## Exercise brief:
Copy out all of the entries exactly as they appear.

Items from a data source:

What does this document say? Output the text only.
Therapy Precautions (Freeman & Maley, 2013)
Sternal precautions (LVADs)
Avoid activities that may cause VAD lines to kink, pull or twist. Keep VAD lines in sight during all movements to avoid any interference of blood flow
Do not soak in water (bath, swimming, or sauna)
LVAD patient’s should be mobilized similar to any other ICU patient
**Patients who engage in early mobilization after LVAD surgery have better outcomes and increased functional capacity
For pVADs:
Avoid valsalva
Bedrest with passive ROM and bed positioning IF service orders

## Solution to this exercise:
What does this document say? Output the text only.
Therapy Precautions (Freeman & Maley, 2013)
Sternal precautions (LVADs)
Avoid activities that may cause VAD lines to kink, pull or twist. Keep VAD lines in sight during all movements to avoid any interference of blood flow
Do not soak in water (bath, swimming, or sauna)
LVAD patient’s should be mobilized similar to any other ICU patient
**Patients who engage in early mobilization after LVAD surgery have better outcomes and increased functional capacity
For pVADs:
Avoid valsalva
Bedrest with passive ROM and bed positioning IF service orders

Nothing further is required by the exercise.